▶ **Document segment**
======

Pablo Jarillo-Herrero will use the unrestricted funding to study materials that follow unusual rules of physics.
Pablo Jarillo-Herrero (inset) has won a 2009 David and Lucile Packard Fellowship. The image here shows the crystallographic structure of graphene, a novel material that Jarillo-Herrero plans to study with his Packard grant.
Caption:
Pablo Jarillo-Herrero (inset) has won a 2009 David and Lucile Packard Fellowship. The image here shows the crystallographic structure of graphene, a novel material that Jarillo-Herrero plans to study with his Packard grant.
Credits:
Images courtesy of Pablo Jarillo-Herrero

MIT physicist Pablo Jarillo-Herrero has won a 2009 David and Lucile Packard Fellowship, an award he will use to study a new class of materials that could have applications in the semiconductor industry and quantum computing.

The five-year, $875,000 grant will allow Jarillo-Herrero to explore the unique features of graphene and a type of materials known as topological insulators, whose electrons display unique behavior.

In most everyday materials, including metals and silicon, electrons behave just like other particles with mass — for example, their velocity depends on their energy.

Recently, scientists have discovered a new class of materials — including graphene and topological insulators — whose electrons behave more like massless particles such as neutrinos or photons. Descriptions of the electrons in these materials rely on a blending of Albert Einstein's special theory of relativity and quantum mechanics. "This grant is going to allow me to perform experiments to characterize and explore the fascinating behavior of electrons in these materials," says Jarillo-Herrero.

======

▶ **Extracted material**
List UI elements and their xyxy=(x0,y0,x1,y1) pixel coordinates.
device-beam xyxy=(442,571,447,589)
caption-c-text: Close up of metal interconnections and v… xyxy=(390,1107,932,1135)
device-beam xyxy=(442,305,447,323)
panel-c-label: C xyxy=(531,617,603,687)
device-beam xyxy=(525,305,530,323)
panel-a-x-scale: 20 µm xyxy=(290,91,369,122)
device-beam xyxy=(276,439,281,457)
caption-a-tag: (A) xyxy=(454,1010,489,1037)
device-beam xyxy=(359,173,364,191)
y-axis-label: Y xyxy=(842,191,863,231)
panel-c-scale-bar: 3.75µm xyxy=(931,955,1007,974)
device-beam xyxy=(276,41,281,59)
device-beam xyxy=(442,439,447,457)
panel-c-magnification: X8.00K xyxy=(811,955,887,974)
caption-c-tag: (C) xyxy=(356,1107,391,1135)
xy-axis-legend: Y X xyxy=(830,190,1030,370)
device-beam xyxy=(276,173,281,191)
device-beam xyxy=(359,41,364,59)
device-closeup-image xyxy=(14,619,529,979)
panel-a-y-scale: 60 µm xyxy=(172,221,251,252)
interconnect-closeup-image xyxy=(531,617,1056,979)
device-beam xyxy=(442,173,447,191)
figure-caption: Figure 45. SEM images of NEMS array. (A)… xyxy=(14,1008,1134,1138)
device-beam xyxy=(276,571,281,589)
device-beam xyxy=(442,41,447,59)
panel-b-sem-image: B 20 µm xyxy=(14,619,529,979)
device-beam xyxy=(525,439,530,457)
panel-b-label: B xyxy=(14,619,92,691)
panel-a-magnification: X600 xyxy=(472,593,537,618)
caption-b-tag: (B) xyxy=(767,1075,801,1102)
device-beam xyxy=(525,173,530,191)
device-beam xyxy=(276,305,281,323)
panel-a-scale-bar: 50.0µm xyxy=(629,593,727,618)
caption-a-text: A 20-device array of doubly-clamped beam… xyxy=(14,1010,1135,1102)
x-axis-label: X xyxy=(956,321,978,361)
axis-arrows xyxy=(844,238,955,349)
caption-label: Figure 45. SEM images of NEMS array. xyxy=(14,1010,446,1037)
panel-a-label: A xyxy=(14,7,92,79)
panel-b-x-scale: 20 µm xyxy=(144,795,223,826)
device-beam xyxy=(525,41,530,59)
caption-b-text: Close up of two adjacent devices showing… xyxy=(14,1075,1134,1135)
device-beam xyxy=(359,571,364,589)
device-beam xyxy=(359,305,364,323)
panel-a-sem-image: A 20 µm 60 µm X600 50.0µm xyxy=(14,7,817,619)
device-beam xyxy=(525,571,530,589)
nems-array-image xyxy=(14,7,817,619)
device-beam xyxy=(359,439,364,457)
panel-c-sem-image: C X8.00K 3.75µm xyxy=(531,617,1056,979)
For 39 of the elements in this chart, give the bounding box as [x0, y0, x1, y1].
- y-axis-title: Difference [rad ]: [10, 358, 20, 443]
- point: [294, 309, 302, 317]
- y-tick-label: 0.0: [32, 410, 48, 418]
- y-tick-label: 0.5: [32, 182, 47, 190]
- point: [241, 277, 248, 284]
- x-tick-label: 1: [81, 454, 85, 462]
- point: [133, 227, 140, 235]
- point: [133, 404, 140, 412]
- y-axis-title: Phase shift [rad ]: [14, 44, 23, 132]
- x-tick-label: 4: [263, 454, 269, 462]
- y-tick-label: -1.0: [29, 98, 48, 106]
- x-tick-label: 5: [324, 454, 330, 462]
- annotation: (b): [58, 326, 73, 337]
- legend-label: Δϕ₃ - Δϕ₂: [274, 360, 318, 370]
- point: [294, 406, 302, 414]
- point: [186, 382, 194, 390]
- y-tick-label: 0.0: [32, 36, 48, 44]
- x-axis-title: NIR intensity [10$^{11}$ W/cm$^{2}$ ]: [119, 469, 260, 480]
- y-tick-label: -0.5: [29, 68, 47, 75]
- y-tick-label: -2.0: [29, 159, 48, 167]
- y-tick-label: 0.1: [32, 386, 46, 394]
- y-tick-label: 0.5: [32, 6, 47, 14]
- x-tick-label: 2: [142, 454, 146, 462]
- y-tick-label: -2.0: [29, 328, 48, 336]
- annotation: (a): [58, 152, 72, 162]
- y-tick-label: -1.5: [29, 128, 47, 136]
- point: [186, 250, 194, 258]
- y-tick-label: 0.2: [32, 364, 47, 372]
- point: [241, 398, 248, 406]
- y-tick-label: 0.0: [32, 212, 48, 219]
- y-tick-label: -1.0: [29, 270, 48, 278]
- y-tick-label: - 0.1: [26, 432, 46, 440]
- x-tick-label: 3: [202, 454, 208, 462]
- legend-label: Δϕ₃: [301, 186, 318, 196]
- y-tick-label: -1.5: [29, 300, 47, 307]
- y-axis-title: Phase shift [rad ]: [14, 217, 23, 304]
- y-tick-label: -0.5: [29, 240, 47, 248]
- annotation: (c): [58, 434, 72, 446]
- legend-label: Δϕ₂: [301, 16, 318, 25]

======

▶ **Requirements**
**A)** Name every kind of particle that the article on Pablo Jarillo-Herrero's Packard Fellowship mentions.
**B)** Carry on the article about Pablo Jarillo-Herrero's Packard Fellowship, starting right after its final sentence.

▶ **Solved problems**
**A)** electrons, neutrinos, photons

**B)**
Graphene, a single layer sheet of carbon atoms arranged in a lattice, was discovered in 2004, and the first known topological insulator, an alloy of bismuth and antimony, was reported in 2007.

These new materials also exhibit high electron mobility, raising hopes that they could lead to smaller, faster computer chips, potentially replacing silicon.

While graphene is a two-dimensional example of this kind of material, topological insulators have three dimensions. A thin surface layer that exhibits the same relativistic quantum behavior seen in graphene coats an insulating interior. The electrons in the surface are insensitive to any impurities added to the surface, making topological insulators potential candidates for quantum bits, which could be used to build a robust quantum computer.

"You could, theoretically and hopefully experimentally, do quantum operations not affected by the environment," says Jarillo-Herrero, who is one of 16 recipients of this year's Packard Fellowships.

The Packard grants are similar to the MacArthur Fellowships — also known as "genius" grants — in that the funding is unrestricted: the recipients may use it as they choose. But while the MacArthur grants are shrouded in secrecy, the Packard fellows are nominated by the presidents of 50 universities that participate in the Packard Fellowship program.

MIT alumni Kevin Janes PhD '05 and Peter Huybers SM '02, PhD '04 also won Packard Fellowships this year.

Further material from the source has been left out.